- _What is expected_: For every line in the data below that contains "barba", copy the line.

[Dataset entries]
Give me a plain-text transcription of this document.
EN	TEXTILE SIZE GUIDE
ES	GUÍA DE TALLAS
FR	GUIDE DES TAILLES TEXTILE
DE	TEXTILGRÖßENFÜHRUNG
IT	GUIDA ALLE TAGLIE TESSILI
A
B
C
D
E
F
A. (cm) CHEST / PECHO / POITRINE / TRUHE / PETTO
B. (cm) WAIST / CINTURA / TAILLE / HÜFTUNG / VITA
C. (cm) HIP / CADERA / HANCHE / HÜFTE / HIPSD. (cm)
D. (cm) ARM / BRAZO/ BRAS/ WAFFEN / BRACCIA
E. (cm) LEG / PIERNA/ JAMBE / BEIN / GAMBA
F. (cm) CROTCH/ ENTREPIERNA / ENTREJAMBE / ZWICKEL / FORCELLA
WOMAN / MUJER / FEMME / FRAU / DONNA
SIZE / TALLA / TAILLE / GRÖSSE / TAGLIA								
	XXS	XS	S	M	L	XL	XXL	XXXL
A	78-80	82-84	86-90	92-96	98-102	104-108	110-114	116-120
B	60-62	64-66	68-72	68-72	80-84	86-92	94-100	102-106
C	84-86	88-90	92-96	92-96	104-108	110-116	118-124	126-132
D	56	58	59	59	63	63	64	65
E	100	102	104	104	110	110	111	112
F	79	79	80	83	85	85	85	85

...

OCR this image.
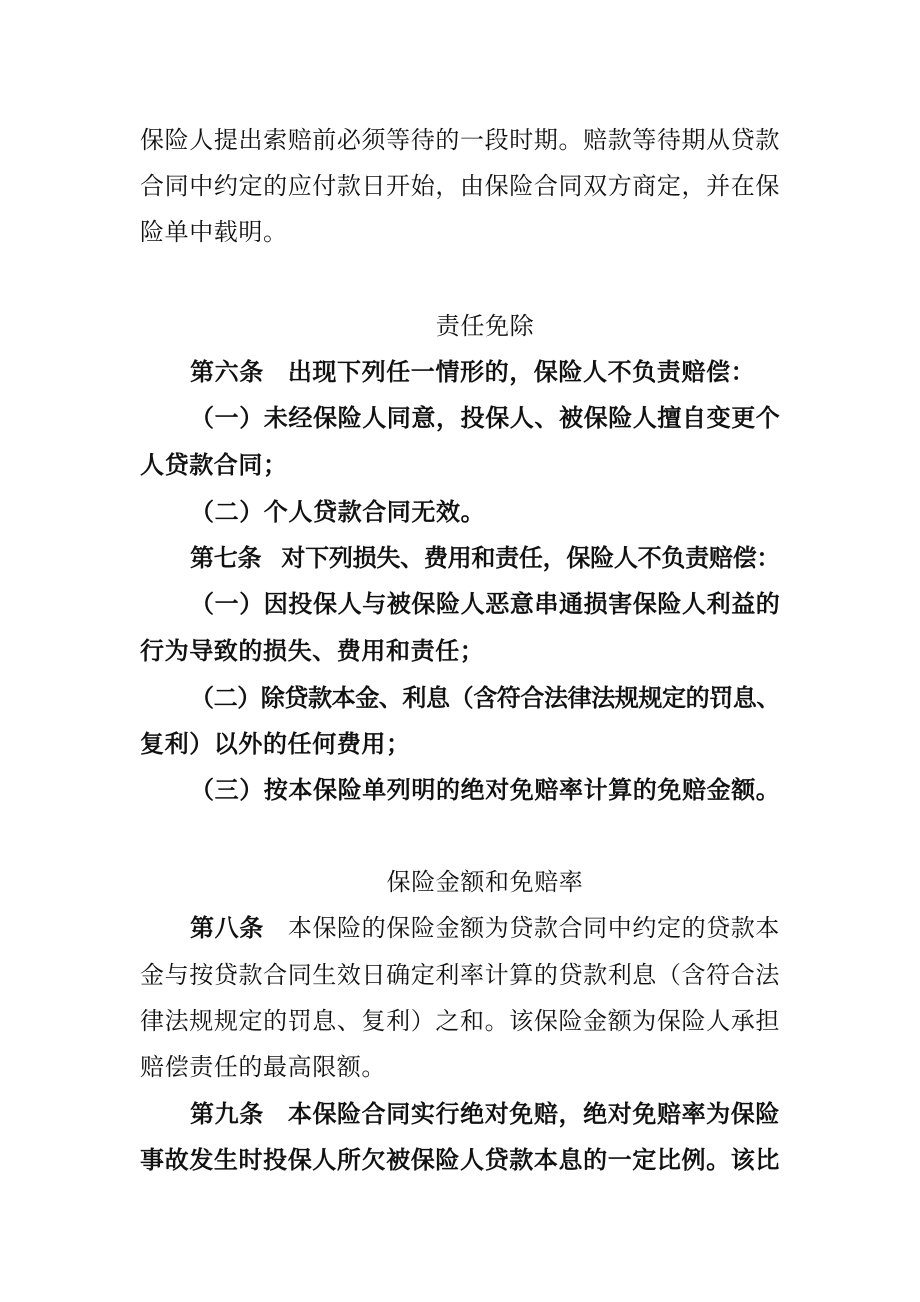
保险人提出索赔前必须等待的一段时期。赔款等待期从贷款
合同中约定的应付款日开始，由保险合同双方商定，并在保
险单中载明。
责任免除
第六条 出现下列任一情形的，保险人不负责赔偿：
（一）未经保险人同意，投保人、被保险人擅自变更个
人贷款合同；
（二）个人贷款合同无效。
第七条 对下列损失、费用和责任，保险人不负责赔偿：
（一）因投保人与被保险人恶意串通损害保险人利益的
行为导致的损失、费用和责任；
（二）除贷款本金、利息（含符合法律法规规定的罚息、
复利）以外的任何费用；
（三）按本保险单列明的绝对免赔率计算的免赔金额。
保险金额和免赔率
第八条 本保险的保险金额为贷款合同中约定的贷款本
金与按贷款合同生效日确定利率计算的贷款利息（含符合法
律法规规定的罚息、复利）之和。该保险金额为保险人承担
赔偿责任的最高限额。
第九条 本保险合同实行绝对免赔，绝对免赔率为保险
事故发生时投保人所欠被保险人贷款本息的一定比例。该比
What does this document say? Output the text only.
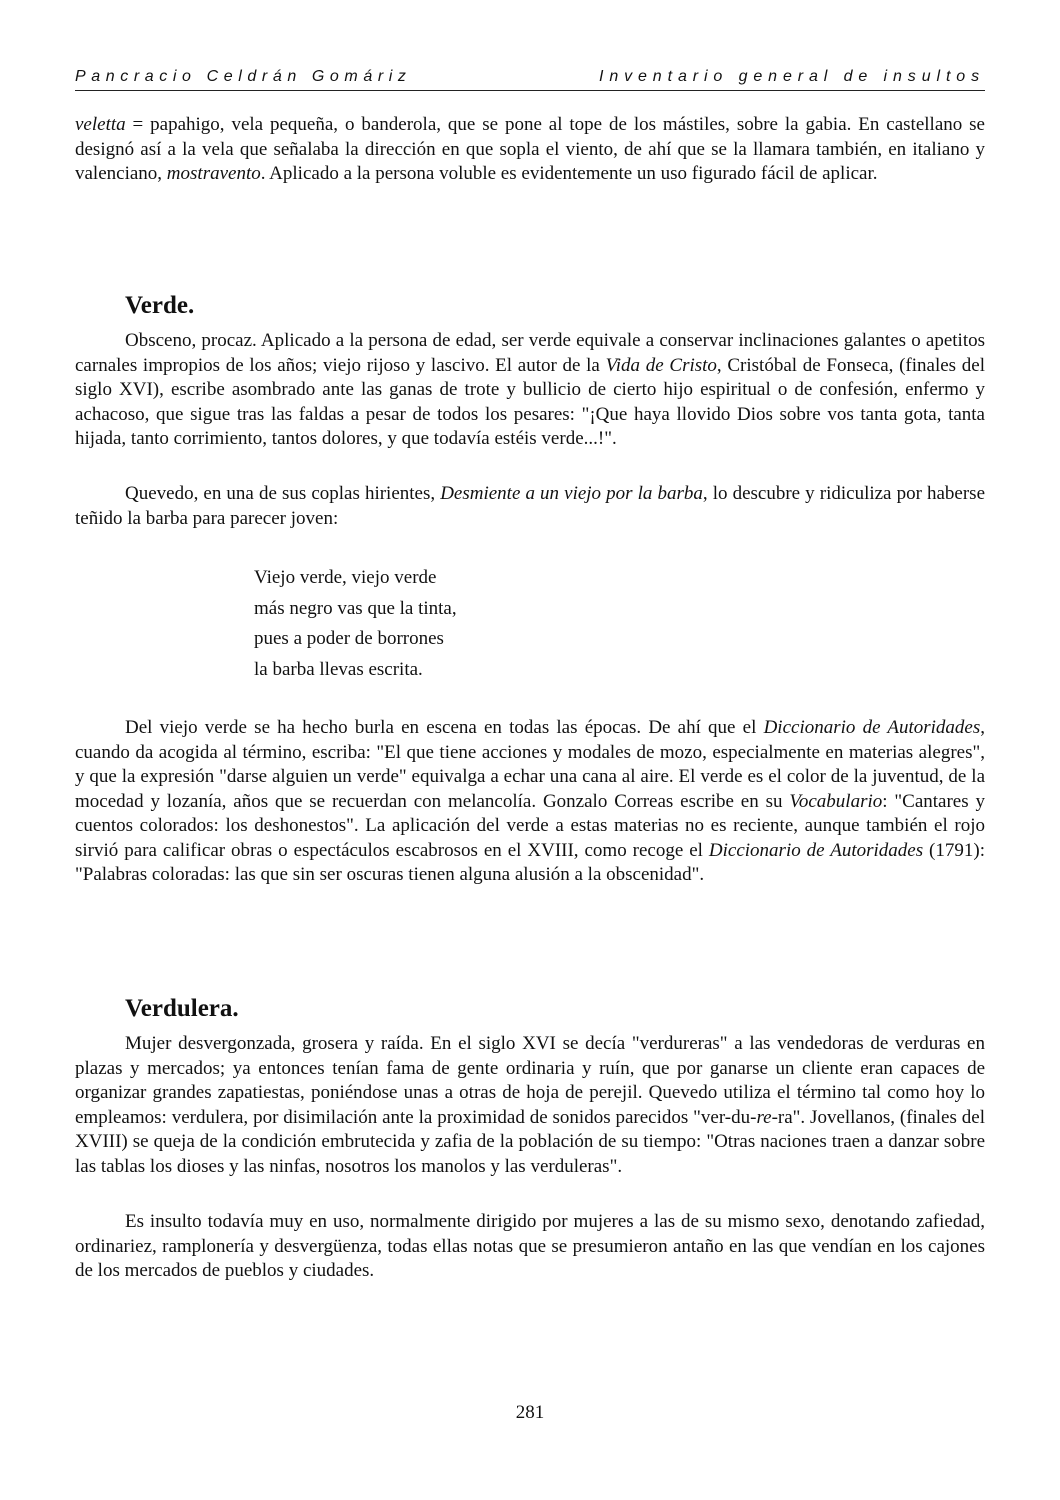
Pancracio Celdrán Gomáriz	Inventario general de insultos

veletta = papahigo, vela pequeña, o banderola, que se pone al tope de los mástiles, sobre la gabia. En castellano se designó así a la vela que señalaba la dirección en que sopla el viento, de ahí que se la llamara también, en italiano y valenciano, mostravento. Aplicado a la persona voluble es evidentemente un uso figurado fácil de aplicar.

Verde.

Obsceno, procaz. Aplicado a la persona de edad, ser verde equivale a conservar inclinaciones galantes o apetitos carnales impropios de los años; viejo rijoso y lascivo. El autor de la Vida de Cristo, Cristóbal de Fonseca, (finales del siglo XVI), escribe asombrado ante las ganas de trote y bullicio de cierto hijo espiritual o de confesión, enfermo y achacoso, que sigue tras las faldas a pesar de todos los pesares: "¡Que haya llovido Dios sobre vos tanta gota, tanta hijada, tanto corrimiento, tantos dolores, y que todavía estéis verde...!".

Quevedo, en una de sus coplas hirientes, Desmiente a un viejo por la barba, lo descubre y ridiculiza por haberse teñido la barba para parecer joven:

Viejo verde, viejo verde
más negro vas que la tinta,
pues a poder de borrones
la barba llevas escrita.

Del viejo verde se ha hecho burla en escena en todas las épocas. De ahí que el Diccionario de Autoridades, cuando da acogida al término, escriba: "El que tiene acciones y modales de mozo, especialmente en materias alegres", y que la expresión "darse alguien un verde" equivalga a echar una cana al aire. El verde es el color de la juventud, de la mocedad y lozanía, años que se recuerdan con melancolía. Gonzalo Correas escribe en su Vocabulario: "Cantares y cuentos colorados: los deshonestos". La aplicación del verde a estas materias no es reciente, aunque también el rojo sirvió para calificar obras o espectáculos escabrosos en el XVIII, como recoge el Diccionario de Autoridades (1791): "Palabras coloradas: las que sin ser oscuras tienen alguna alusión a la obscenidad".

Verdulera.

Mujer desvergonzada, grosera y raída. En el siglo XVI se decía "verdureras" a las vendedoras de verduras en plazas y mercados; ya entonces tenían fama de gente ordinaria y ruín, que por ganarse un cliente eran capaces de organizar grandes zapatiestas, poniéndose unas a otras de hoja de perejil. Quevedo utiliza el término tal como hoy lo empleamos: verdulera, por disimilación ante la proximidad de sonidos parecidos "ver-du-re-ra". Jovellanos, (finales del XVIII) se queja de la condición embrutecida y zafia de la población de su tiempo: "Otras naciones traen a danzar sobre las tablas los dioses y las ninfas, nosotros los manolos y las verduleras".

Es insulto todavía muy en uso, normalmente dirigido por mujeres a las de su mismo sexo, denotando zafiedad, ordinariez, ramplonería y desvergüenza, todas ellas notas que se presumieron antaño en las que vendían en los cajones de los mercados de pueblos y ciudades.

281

==

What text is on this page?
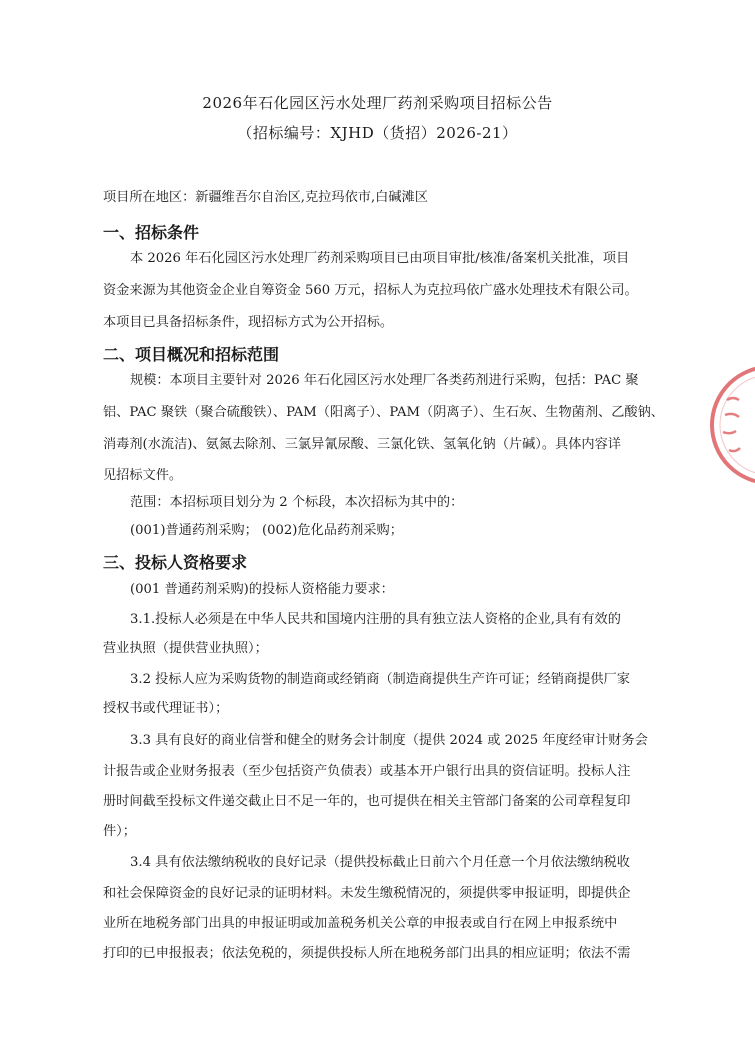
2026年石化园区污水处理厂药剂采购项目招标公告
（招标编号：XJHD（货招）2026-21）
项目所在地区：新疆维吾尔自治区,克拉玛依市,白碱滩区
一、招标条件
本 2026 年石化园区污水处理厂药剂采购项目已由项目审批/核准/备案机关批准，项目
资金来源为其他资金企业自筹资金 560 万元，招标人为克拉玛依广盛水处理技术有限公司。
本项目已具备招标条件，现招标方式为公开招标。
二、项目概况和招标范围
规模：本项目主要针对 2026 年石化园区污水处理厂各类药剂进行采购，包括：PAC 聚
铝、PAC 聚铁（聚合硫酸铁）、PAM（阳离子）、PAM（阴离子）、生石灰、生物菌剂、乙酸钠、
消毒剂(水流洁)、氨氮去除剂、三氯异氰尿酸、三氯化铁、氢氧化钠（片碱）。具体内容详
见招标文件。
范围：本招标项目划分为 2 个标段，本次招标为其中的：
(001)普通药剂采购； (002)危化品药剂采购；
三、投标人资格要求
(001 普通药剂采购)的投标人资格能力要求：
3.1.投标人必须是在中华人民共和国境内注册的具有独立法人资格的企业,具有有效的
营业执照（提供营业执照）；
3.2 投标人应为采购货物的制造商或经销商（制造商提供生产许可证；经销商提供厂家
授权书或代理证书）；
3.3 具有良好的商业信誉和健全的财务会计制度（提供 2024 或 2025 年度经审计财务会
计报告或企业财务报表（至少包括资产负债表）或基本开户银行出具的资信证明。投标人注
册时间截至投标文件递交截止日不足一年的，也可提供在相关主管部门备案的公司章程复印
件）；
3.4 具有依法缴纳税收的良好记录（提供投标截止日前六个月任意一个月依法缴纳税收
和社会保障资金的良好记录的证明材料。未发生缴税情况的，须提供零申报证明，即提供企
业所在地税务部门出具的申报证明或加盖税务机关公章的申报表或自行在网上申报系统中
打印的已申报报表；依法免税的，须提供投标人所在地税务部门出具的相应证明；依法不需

- _Exercise answer_:
Quevedo, en una de sus coplas hirientes, Desmiente a un viejo por la barba, lo descubre y ridiculiza por haberse teñido la barba para parecer joven:
la barba llevas escrita.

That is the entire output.